# Some help for college?



## _jake_ (Jul 3, 2008)

Hi I have an assignment for college which I need to write a report on some exotic animals, their care, legal status, reputable sources of purchase, legislation to keeping them in captivity and the standard of care. 

I've chosen to do one on a DWA animal due to theres a lot more to write than on a bearded dragon. So I was thinking about the report on keeping a Wolf as a pet on DWA. I really don't know anything on DWA animals and how to purchase them so If you'd take your time to answer some questions of mine it would be awesome and a great help:2thumb:

1) Is there any conservation reasons that stop the keeping of a wolf(s) in captivity? Do you know the conservation status of the most common species kept in captivity?

2) Name two reputable sources of purchasing a wolf and explain their pros and cons

3) Name factors that need to be in place in order to keep the standard of welfare good? E.g enclosure size, what it needs from the environment.

If theres not much information on wolves if you have a paticular expertise on a certain species under the DWA I might change my mind!! Its only because I cant really write much on a leopard gecko or corn snake that is extremely easy to purchase and care for!

Thanks a bunch!!


----------



## Demonlude (Feb 17, 2009)

Not sure who keeps wolves in the uk on this forum, but if you do your essay on venomous snakes, I'm sure there would be a lot of very experienced people on here that could help you out.


----------



## ian14 (Jan 2, 2008)

The UK Wolf Conservation Trust - Working to Keep Wolves in the Wild | UK Wolf Conservation Trust - website for the UK Wolf Trust, I am sure they could help you.


----------



## _jake_ (Jul 3, 2008)

Thanks Ian for the link. 

Demonlude - Think I'm going to have to base it on a venomous species of snake, not much information around. Could you reccommend a species?


----------



## Shellsfeathers&fur (Jan 18, 2009)

_jake_ said:


> Thanks Ian for the link.
> 
> Demonlude - Think I'm going to have to base it on a venomous species of snake, not much information around. Could you reccommend a species?


I saw this earlier and forgot to reply!

I think I would base it around an animal that you know about or can easily get info on. You could really do a good detailed assignment on keeping leopard geckos for example.

Although they may not be the most "exciting" (no offence intended to anyone who keeps them, as we do) but you may well find that everyone else decides to go for something of the DWA type. After x number of essays read your tutor might like to read something totally different.

- **Exercises to complete**:
- a) Answer these about the forum thread, one line each:
(i) Which animal did _jake_ first consider for the report?
(ii) Whose website did ian14 link to?
(iii) Which animal did Shellsfeathers&fur give as an example for a good detailed assignment?
- b) Set out the listing from its first line down to the line containing "column-tick-label: PHIL-I (219, 409, 234, 446)", both included, as a JSON list of strings with one string per line and no blank lines.

- **Dataset excerpts**:
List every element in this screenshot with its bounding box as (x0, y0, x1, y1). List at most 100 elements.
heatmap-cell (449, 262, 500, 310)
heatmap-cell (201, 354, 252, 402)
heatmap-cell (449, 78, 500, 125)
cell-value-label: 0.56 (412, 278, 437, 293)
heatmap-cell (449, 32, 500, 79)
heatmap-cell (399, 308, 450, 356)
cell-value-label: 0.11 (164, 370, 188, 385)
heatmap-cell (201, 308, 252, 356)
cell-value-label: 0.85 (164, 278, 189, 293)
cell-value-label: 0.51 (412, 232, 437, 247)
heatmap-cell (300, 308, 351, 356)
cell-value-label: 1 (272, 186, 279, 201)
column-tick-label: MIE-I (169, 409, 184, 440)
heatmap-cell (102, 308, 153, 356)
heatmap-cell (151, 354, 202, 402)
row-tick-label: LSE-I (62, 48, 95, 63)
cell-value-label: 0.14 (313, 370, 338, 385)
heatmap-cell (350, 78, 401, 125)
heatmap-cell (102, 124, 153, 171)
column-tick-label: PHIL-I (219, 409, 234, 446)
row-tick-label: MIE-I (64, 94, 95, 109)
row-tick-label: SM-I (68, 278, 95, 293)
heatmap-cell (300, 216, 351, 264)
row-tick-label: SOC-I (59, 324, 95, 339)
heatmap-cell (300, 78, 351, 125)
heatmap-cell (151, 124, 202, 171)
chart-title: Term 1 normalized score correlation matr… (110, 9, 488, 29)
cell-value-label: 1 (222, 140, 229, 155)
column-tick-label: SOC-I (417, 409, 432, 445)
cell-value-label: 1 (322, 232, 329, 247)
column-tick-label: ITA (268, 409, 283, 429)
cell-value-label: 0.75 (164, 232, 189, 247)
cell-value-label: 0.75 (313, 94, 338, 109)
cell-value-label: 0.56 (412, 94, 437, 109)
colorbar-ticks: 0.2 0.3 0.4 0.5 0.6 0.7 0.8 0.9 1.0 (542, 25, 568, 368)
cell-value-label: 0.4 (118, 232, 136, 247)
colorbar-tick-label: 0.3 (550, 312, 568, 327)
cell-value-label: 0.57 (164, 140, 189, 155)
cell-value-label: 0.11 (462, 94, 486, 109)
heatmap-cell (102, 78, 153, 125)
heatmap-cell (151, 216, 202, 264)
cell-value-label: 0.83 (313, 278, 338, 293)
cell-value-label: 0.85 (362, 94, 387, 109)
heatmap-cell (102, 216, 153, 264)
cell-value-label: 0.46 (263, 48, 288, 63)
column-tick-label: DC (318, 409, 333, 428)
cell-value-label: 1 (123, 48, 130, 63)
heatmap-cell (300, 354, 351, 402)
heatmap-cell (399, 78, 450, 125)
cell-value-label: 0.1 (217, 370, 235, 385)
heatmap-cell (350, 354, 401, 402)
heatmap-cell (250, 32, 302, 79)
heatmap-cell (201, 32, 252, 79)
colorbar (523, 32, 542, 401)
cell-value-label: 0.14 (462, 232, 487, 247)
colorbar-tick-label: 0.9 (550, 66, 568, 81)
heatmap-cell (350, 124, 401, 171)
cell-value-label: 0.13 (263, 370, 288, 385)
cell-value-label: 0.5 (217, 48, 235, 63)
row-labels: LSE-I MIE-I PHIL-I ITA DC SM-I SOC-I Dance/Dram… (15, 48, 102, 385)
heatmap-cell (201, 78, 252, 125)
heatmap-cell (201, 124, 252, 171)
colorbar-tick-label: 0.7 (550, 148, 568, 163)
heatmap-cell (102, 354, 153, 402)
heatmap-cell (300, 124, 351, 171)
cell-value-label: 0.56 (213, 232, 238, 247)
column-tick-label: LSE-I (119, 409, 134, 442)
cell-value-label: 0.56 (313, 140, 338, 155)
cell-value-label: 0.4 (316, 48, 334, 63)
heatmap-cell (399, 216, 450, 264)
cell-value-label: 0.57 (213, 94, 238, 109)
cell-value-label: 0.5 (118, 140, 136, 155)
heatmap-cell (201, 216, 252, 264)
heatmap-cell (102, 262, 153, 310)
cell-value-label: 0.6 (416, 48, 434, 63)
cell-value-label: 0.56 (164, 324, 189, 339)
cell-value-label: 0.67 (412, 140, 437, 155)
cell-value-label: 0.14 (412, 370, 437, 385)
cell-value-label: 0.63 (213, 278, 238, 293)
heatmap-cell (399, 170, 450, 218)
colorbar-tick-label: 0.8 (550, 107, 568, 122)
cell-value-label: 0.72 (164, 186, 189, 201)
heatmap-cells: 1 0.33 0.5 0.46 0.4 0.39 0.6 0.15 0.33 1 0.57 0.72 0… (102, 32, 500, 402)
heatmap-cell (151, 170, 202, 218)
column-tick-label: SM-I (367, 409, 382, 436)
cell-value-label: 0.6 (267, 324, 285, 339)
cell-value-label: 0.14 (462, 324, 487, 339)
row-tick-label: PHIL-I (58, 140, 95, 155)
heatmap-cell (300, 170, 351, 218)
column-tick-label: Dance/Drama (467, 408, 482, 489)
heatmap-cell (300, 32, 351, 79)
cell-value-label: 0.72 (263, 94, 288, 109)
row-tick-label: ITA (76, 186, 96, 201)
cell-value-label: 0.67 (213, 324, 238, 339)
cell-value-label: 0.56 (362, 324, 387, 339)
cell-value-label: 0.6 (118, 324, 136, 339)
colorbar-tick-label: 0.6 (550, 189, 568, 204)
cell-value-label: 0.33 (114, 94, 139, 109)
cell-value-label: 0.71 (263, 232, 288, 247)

- **Responses for each task**:
- a)
(i) A wolf, kept as a pet under DWA.
(ii) The UK Wolf Conservation Trust.
(iii) Leopard geckos.

- b)
[
  "List every element in this screenshot with its bounding box as (x0, y0, x1, y1). List at most 100 elements.",
  "heatmap-cell (449, 262, 500, 310)",
  "heatmap-cell (201, 354, 252, 402)",
  "heatmap-cell (449, 78, 500, 125)",
  "cell-value-label: 0.56 (412, 278, 437, 293)",
  "heatmap-cell (449, 32, 500, 79)",
  "heatmap-cell (399, 308, 450, 356)",
  "cell-value-label: 0.11 (164, 370, 188, 385)",
  "heatmap-cell (201, 308, 252, 356)",
  "cell-value-label: 0.85 (164, 278, 189, 293)",
  "cell-value-label: 0.51 (412, 232, 437, 247)",
  "heatmap-cell (300, 308, 351, 356)",
  "cell-value-label: 1 (272, 186, 279, 201)",
  "column-tick-label: MIE-I (169, 409, 184, 440)",
  "heatmap-cell (102, 308, 153, 356)",
  "heatmap-cell (151, 354, 202, 402)",
  "row-tick-label: LSE-I (62, 48, 95, 63)",
  "cell-value-label: 0.14 (313, 370, 338, 385)",
  "heatmap-cell (350, 78, 401, 125)",
  "heatmap-cell (102, 124, 153, 171)",
  "column-tick-label: PHIL-I (219, 409, 234, 446)"
]